(Given task):
Could you transcribe the material below exactly, without leaving out a single line?

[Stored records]
****************
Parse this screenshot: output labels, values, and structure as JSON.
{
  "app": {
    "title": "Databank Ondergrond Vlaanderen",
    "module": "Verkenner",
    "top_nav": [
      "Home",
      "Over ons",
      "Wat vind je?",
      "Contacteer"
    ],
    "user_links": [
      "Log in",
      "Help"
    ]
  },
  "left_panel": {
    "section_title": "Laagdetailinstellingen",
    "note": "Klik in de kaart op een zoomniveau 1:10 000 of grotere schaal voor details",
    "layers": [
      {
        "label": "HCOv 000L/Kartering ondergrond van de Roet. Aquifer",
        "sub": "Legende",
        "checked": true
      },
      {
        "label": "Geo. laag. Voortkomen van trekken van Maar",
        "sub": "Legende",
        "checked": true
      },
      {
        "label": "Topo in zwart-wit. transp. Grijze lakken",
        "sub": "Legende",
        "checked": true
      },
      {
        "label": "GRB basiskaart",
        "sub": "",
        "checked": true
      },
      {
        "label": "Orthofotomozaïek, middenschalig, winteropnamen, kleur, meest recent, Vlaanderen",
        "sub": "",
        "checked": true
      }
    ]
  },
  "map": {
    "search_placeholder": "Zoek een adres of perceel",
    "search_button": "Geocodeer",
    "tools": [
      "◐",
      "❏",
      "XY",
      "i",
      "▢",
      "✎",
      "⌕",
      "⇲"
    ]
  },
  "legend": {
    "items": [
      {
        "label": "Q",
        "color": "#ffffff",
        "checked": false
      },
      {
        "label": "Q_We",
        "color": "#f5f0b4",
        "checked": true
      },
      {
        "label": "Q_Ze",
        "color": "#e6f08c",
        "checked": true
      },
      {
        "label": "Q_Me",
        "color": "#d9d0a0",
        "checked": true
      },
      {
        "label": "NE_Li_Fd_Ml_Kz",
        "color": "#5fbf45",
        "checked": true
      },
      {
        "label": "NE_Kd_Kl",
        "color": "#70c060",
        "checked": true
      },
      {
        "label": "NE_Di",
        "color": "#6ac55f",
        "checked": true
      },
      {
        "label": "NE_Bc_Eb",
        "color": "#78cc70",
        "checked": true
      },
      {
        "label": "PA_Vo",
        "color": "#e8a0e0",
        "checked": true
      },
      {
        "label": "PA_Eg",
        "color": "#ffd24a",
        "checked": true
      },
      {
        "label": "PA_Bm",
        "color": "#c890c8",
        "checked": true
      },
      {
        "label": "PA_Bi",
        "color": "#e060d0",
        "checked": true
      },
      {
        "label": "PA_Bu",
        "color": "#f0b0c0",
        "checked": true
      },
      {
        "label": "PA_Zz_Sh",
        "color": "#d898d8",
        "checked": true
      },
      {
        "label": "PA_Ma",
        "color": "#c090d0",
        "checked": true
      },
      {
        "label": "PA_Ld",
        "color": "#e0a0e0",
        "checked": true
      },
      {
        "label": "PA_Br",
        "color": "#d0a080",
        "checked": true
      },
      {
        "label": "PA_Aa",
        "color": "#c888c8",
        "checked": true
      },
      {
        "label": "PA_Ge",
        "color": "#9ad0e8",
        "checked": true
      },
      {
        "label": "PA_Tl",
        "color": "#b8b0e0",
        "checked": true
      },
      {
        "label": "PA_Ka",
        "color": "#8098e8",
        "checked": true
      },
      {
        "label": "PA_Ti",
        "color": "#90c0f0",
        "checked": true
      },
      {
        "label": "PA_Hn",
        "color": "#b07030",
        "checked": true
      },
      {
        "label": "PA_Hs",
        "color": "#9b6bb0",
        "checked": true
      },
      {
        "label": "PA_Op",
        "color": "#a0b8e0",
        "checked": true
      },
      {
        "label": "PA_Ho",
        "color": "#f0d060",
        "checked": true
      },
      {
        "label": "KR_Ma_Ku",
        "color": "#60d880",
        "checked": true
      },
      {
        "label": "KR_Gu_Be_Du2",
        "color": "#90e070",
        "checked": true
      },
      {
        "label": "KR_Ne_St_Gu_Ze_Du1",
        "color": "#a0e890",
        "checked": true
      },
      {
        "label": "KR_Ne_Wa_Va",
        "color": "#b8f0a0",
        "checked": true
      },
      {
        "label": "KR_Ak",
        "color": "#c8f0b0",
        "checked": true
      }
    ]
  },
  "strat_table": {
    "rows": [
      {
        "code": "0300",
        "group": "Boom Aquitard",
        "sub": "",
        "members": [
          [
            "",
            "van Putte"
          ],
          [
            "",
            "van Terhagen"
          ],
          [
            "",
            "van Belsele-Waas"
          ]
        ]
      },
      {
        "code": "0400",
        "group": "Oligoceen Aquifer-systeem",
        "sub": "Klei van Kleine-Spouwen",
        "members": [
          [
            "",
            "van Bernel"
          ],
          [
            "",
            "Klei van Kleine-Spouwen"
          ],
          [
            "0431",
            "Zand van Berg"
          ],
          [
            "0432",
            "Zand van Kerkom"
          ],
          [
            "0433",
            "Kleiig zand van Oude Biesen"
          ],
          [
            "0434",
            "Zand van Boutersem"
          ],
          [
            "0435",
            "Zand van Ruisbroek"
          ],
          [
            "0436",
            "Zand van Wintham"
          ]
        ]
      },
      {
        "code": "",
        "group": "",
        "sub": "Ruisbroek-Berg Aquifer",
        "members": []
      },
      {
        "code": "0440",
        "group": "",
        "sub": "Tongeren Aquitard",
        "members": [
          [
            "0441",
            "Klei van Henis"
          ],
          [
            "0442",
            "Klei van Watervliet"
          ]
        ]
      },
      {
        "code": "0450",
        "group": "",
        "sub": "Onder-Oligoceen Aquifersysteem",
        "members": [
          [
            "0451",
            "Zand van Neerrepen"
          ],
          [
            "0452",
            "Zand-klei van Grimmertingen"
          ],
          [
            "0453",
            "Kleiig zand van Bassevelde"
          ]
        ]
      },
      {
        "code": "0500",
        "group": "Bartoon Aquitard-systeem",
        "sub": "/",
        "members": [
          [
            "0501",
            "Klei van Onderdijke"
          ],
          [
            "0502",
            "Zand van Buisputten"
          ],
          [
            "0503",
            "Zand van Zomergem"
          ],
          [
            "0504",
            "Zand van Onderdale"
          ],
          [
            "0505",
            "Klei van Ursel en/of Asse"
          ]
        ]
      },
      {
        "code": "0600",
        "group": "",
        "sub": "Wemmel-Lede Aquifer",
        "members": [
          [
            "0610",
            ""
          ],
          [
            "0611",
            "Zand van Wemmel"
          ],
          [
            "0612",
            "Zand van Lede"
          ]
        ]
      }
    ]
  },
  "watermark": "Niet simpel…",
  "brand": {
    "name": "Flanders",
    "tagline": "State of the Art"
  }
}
****************
(Written answer):
Parse this screenshot: output labels, values, and structure as JSON.
{
  "app": {
    "title": "Databank Ondergrond Vlaanderen",
    "module": "Verkenner",
    "top_nav": [
      "Home",
      "Over ons",
      "Wat vind je?",
      "Contacteer"
    ],
    "user_links": [
      "Log in",
      "Help"
    ]
  },
  "left_panel": {
    "section_title": "Laagdetailinstellingen",
    "note": "Klik in de kaart op een zoomniveau 1:10 000 of grotere schaal voor details",
    "layers": [
      {
        "label": "HCOv 000L/Kartering ondergrond van de Roet. Aquifer",
        "sub": "Legende",
        "checked": true
      },
      {
        "label": "Geo. laag. Voortkomen van trekken van Maar",
        "sub": "Legende",
        "checked": true
      },
      {
        "label": "Topo in zwart-wit. transp. Grijze lakken",
        "sub": "Legende",
        "checked": true
      },
      {
        "label": "GRB basiskaart",
        "sub": "",
        "checked": true
      },
      {
        "label": "Orthofotomozaïek, middenschalig, winteropnamen, kleur, meest recent, Vlaanderen",
        "sub": "",
        "checked": true
      }
    ]
  },
  "map": {
    "search_placeholder": "Zoek een adres of perceel",
    "search_button": "Geocodeer",
    "tools": [
      "◐",
      "❏",
      "XY",
      "i",
      "▢",
      "✎",
      "⌕",
      "⇲"
    ]
  },
  "legend": {
    "items": [
      {
        "label": "Q",
        "color": "#ffffff",
        "checked": false
      },
      {
        "label": "Q_We",
        "color": "#f5f0b4",
        "checked": true
      },
      {
        "label": "Q_Ze",
        "color": "#e6f08c",
        "checked": true
      },
      {
        "label": "Q_Me",
        "color": "#d9d0a0",
        "checked": true
      },
      {
        "label": "NE_Li_Fd_Ml_Kz",
        "color": "#5fbf45",
        "checked": true
      },
      {
        "label": "NE_Kd_Kl",
        "color": "#70c060",
        "checked": true
      },
      {
        "label": "NE_Di",
        "color": "#6ac55f",
        "checked": true
      },
      {
        "label": "NE_Bc_Eb",
        "color": "#78cc70",
        "checked": true
      },
      {
        "label": "PA_Vo",
        "color": "#e8a0e0",
        "checked": true
      },
      {
        "label": "PA_Eg",
        "color": "#ffd24a",
        "checked": true
      },
      {
        "label": "PA_Bm",
        "color": "#c890c8",
        "checked": true
      },
      {
        "label": "PA_Bi",
        "color": "#e060d0",
        "checked": true
      },
      {
        "label": "PA_Bu",
        "color": "#f0b0c0",
        "checked": true
      },
      {
        "label": "PA_Zz_Sh",
        "color": "#d898d8",
        "checked": true
      },
      {
        "label": "PA_Ma",
        "color": "#c090d0",
        "checked": true
      },
      {
        "label": "PA_Ld",
        "color": "#e0a0e0",
        "checked": true
      },
      {
        "label": "PA_Br",
        "color": "#d0a080",
        "checked": true
      },
      {
        "label": "PA_Aa",
        "color": "#c888c8",
        "checked": true
      },
      {
        "label": "PA_Ge",
        "color": "#9ad0e8",
        "checked": true
      },
      {
        "label": "PA_Tl",
        "color": "#b8b0e0",
        "checked": true
      },
      {
        "label": "PA_Ka",
        "color": "#8098e8",
        "checked": true
      },
      {
        "label": "PA_Ti",
        "color": "#90c0f0",
        "checked": true
      },
      {
        "label": "PA_Hn",
        "color": "#b07030",
        "checked": true
      },
      {
        "label": "PA_Hs",
        "color": "#9b6bb0",
        "checked": true
      },
      {
        "label": "PA_Op",
        "color": "#a0b8e0",
        "checked": true
      },
      {
        "label": "PA_Ho",
        "color": "#f0d060",
        "checked": true
      },
      {
        "label": "KR_Ma_Ku",
        "color": "#60d880",
        "checked": true
      },
      {
        "label": "KR_Gu_Be_Du2",
        "color": "#90e070",
        "checked": true
      },
      {
        "label": "KR_Ne_St_Gu_Ze_Du1",
        "color": "#a0e890",
        "checked": true
      },
      {
        "label": "KR_Ne_Wa_Va",
        "color": "#b8f0a0",
        "checked": true
      },
      {
        "label": "KR_Ak",
        "color": "#c8f0b0",
        "checked": true
      }
    ]
  },
  "strat_table": {
    "rows": [
      {
        "code": "0300",
        "group": "Boom Aquitard",
        "sub": "",
        "members": [
          [
            "",
            "van Putte"
          ],
          [
            "",
            "van Terhagen"
          ],
          [
            "",
            "van Belsele-Waas"
          ]
        ]
      },
      {
        "code": "0400",
        "group": "Oligoceen Aquifer-systeem",
        "sub": "Klei van Kleine-Spouwen",
        "members": [
          [
            "",
            "van Bernel"
          ],
          [
            "",
            "Klei van Kleine-Spouwen"
          ],
          [
            "0431",
            "Zand van Berg"
          ],
          [
            "0432",
            "Zand van Kerkom"
          ],
          [
            "0433",
            "Kleiig zand van Oude Biesen"
          ],
          [
            "0434",
            "Zand van Boutersem"
          ],
          [
            "0435",
            "Zand van Ruisbroek"
          ],
          [
            "0436",
            "Zand van Wintham"
          ]
        ]
      },
      {
        "code": "",
        "group": "",
        "sub": "Ruisbroek-Berg Aquifer",
        "members": []
      },
      {
        "code": "0440",
        "group": "",
        "sub": "Tongeren Aquitard",
        "members": [
          [
            "0441",
            "Klei van Henis"
          ],
          [
            "0442",
            "Klei van Watervliet"
          ]
        ]
      },
      {
        "code": "0450",
        "group": "",
        "sub": "Onder-Oligoceen Aquifersysteem",
        "members": [
          [
            "0451",
            "Zand van Neerrepen"
          ],
          [
            "0452",
            "Zand-klei van Grimmertingen"
          ],
          [
            "0453",
            "Kleiig zand van Bassevelde"
          ]
        ]
      },
      {
        "code": "0500",
        "group": "Bartoon Aquitard-systeem",
        "sub": "/",
        "members": [
          [
            "0501",
            "Klei van Onderdijke"
          ],
          [
            "0502",
            "Zand van Buisputten"
          ],
          [
            "0503",
            "Zand van Zomergem"
          ],
          [
            "0504",
            "Zand van Onderdale"
          ],
          [
            "0505",
            "Klei van Ursel en/of Asse"
          ]
        ]
      },
      {
        "code": "0600",
        "group": "",
        "sub": "Wemmel-Lede Aquifer",
        "members": [
          [
            "0610",
            ""
          ],
          [
            "0611",
            "Zand van Wemmel"
          ],
          [
            "0612",
            "Zand van Lede"
          ]
        ]
      }
    ]
  },
  "watermark": "Niet simpel…",
  "brand": {
    "name": "Flanders",
    "tagline": "State of the Art"
  }
}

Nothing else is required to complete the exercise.